* **Collection entries**:
(begin)

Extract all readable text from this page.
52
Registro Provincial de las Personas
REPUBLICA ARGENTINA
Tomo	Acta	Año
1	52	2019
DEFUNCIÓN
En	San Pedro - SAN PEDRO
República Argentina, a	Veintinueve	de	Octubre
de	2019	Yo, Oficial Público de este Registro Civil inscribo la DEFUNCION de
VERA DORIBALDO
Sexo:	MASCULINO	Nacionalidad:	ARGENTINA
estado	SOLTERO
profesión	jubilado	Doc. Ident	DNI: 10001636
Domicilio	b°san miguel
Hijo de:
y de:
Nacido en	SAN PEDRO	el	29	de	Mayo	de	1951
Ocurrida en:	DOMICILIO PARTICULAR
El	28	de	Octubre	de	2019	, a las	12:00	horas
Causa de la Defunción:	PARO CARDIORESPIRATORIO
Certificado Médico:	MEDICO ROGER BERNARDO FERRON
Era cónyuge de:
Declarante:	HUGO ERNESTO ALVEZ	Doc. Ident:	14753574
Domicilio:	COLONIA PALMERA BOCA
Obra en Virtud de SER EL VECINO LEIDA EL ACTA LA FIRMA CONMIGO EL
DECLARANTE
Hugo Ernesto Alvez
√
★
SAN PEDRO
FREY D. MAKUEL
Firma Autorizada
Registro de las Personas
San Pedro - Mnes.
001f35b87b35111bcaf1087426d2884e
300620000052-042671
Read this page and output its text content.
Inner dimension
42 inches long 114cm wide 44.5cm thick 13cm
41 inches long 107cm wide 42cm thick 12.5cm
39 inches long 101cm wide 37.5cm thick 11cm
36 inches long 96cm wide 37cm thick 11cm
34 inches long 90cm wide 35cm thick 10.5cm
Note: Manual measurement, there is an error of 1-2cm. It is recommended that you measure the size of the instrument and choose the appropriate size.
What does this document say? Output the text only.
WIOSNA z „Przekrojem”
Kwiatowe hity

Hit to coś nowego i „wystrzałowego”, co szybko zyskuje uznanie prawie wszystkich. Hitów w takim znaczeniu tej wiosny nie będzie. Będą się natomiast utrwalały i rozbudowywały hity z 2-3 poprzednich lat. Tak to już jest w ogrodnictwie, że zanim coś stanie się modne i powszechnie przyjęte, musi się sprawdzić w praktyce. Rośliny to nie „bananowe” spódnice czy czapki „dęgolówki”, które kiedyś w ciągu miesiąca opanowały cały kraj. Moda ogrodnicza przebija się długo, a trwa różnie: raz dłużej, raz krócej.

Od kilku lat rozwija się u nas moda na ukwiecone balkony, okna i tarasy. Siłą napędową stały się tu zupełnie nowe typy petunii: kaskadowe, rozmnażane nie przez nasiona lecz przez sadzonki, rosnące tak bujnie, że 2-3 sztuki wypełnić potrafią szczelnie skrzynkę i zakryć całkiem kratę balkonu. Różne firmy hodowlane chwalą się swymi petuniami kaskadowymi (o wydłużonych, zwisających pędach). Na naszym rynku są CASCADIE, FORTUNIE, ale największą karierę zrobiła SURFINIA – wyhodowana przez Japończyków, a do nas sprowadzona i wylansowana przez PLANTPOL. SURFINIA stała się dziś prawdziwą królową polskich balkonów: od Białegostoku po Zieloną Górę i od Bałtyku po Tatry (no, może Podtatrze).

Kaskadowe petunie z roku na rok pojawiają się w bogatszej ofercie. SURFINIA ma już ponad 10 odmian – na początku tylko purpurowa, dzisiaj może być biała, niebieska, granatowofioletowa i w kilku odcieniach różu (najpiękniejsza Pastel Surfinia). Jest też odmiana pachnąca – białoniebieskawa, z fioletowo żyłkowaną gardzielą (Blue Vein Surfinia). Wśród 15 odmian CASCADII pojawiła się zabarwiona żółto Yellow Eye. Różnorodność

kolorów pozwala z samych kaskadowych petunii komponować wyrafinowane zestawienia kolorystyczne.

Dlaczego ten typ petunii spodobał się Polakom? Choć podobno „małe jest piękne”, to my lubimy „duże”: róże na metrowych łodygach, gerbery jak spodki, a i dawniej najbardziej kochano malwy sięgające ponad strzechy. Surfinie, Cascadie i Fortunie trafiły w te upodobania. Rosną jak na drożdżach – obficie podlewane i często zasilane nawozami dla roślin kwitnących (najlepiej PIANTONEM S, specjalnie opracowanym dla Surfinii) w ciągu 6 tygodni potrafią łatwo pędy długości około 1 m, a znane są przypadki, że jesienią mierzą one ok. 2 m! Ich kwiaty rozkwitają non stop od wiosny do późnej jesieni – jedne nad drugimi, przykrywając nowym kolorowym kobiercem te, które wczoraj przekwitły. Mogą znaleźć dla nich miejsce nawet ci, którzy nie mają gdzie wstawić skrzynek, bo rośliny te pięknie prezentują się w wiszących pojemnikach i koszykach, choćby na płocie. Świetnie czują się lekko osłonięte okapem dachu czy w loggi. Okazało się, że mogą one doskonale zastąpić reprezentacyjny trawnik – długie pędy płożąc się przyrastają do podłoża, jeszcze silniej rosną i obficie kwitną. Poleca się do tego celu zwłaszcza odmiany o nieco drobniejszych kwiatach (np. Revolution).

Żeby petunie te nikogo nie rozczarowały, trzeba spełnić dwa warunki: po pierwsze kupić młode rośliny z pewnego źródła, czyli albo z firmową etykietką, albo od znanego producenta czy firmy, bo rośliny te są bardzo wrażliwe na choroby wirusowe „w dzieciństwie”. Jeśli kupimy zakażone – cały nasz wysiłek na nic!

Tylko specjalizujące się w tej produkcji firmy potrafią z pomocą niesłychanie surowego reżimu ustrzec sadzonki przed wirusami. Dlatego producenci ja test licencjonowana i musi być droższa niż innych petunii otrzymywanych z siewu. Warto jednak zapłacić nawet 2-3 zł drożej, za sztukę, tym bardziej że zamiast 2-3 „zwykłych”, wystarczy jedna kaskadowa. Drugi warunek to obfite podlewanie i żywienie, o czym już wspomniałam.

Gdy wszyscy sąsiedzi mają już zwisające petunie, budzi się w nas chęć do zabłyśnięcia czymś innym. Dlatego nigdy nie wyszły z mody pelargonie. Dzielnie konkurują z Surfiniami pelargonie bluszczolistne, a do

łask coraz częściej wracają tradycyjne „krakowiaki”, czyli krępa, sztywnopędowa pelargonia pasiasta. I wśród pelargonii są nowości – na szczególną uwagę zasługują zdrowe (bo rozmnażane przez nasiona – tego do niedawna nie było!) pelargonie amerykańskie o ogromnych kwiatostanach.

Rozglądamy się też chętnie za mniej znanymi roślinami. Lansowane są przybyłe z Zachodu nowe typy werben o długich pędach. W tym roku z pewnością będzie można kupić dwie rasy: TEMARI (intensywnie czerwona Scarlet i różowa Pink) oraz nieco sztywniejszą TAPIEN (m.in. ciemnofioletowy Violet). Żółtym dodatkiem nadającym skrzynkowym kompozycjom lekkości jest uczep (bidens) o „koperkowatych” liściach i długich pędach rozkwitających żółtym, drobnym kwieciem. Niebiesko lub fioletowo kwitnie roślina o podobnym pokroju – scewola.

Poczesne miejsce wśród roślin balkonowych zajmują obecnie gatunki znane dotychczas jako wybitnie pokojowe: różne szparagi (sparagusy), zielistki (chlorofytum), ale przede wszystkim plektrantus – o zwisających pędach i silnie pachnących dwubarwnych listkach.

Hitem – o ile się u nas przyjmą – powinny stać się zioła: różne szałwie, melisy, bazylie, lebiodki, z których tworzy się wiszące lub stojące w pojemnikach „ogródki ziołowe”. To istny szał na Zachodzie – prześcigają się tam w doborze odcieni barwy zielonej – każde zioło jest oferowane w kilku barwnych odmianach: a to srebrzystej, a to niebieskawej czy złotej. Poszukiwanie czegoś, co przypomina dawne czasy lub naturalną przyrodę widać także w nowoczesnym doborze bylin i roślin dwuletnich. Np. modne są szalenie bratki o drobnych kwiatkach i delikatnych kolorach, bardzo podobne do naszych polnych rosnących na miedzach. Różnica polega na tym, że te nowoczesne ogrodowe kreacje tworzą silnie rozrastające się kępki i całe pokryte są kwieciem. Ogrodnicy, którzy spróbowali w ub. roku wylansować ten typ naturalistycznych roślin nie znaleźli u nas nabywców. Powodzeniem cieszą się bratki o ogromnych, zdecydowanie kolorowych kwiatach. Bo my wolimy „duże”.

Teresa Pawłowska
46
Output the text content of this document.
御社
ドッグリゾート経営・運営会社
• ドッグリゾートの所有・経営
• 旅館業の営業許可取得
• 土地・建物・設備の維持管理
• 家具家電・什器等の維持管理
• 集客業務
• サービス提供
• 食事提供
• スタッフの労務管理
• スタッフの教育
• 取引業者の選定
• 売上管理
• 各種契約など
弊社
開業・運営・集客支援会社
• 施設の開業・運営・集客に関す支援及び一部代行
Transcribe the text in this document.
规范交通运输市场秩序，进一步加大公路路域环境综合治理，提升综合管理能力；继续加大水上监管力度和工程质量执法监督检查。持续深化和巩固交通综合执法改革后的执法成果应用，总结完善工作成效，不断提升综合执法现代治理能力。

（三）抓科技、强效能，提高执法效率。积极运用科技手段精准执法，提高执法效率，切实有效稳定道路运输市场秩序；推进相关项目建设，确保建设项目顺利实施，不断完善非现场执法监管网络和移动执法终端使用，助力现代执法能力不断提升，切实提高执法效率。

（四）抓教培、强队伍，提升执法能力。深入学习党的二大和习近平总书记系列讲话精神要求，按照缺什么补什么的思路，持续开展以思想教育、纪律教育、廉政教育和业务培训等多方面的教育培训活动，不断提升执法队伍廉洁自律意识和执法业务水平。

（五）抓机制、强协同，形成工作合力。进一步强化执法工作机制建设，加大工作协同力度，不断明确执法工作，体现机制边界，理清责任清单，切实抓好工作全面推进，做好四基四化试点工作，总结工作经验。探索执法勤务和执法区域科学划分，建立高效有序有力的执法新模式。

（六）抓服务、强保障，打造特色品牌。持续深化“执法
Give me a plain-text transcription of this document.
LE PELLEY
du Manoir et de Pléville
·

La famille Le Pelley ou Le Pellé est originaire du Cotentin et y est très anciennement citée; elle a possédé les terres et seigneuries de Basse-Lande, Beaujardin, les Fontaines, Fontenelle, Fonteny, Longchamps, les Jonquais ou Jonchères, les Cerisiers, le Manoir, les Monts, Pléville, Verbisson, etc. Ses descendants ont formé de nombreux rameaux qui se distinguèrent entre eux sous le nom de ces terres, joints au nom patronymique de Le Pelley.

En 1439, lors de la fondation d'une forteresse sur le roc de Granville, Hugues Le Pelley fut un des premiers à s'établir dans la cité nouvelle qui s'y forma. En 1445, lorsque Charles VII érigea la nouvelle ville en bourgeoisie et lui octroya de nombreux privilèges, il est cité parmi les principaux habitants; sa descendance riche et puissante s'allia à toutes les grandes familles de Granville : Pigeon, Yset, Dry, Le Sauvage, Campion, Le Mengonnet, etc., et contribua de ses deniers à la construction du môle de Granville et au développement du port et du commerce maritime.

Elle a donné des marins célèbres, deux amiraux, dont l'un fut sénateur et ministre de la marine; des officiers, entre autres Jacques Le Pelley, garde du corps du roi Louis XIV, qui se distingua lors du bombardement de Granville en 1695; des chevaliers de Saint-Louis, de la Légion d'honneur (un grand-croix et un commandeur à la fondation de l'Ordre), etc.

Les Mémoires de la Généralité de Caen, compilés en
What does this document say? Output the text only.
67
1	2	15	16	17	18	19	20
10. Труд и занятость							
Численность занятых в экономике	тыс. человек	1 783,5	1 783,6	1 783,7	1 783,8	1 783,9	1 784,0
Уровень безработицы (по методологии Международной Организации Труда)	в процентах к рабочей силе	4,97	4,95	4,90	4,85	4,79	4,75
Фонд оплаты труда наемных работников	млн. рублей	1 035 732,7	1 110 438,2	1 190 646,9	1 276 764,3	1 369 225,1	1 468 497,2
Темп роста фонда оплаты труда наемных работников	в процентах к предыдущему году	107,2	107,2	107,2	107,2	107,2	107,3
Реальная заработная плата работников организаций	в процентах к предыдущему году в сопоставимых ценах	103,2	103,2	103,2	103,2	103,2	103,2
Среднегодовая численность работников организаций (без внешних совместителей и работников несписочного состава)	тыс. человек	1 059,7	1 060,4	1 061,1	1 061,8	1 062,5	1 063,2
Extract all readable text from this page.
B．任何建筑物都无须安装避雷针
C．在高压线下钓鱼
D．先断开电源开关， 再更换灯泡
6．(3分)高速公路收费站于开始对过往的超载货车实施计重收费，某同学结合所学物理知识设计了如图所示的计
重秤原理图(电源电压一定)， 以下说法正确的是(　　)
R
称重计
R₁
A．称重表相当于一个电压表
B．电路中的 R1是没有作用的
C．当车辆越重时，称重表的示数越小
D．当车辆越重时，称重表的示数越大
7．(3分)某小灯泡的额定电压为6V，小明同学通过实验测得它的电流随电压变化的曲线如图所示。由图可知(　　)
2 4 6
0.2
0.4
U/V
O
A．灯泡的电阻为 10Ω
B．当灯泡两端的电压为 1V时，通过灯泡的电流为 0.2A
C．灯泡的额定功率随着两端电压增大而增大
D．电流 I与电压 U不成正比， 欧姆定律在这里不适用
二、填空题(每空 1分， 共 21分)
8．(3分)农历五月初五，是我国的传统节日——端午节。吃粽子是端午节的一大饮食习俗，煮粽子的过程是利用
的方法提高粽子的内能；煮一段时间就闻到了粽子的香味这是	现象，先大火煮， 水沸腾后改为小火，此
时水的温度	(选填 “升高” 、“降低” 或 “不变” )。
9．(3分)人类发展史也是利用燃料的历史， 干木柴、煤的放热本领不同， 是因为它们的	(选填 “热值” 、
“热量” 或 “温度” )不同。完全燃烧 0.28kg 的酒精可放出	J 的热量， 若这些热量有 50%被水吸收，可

(end)

* **Instructions for the task**:
Each line in the entries above that includes the string "Registro" should be extracted.

* **Result of this exercise**:
Registro Provincial de las Personas
de	2019	Yo, Oficial Público de este Registro Civil inscribo la DEFUNCION de
Registro de las Personas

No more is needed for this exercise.